§ **EXTRACT**
□ □ □ □ □ □ □
The MQL query step is skipped when mql_output is "null" or when format is ids or guids.

3. Limiting the Scope of Results

The scope of a geo query is something to pay close attention to as such a query can easily return the entire database.

limit
The optional limit parameter, defaulting to 20, can be used to retrieve only up to a number of matches. To run an unlimited query, use limit=0
start
The optional start argument can be specified to return results starting at a given position in the result set.
type
The optional type parameter may be used to return geo data only for topics of a given type. The index only contains information about the direct types of a topic. Included and otherwise inherited types are not indexed.
property
The optional property parameter may be used to return data only for topics which have a value for or are a value of the given property. This parameter accepts multiple comma-separated properties and a topic must match at least one of the properties to be considered a match.
geometry_type
The optional geometry_type parameter may be used to return geo data only for topics that have geometry data of the given geometry type name(s). The valid names are point, multipoint, linestring, multilinestring, polygon and multipolygon.
□ □ □ □ □ □ □
§ **EXTRACTED MATERIAL**
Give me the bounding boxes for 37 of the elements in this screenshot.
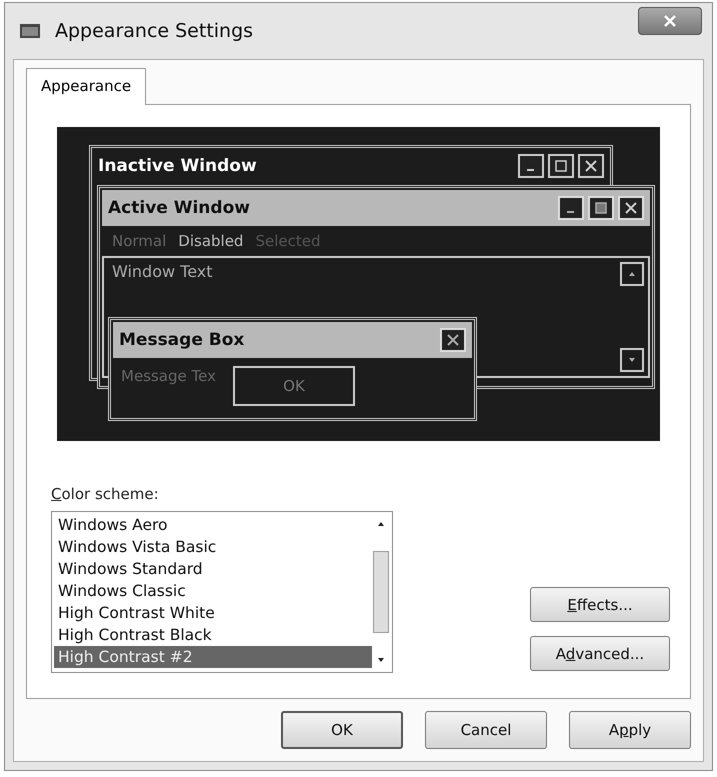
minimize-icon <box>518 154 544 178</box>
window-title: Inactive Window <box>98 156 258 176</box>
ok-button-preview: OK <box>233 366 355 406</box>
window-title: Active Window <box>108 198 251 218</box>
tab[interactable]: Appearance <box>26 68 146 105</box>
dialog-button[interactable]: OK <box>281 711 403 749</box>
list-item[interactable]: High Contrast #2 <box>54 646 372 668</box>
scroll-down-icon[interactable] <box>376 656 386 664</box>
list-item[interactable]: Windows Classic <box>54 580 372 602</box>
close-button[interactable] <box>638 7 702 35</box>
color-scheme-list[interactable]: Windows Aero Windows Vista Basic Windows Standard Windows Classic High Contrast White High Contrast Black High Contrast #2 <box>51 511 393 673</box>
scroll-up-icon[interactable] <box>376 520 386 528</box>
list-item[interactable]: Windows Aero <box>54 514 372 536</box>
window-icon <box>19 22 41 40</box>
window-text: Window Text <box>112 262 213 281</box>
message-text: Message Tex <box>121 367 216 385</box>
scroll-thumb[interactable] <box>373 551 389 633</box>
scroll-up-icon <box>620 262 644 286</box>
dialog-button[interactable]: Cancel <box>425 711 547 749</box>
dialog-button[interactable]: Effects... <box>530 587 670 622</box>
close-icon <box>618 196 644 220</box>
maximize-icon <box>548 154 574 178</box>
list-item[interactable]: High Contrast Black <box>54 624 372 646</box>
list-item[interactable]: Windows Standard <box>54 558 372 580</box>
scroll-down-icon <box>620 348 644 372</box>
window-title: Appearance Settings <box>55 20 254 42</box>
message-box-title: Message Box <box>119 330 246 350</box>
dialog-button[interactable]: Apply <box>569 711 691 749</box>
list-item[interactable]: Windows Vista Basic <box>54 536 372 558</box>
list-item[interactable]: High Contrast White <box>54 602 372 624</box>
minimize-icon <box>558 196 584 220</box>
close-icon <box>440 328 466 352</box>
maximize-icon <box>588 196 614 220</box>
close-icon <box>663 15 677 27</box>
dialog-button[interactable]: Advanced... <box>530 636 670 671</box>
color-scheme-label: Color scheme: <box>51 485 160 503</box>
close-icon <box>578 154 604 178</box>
□ □ □ □ □ □ □
§ **ACTIONS TO TAKE**
(a) In the extract, what is the default value of the limit parameter?
(b) List every valid geometry type name given in the extract.
The items are material separate from the extract.

§ **ANSWERS FOR THE TASKS**
(a) 20

(b) point, multipoint, linestring, multilinestring, polygon, multipolygon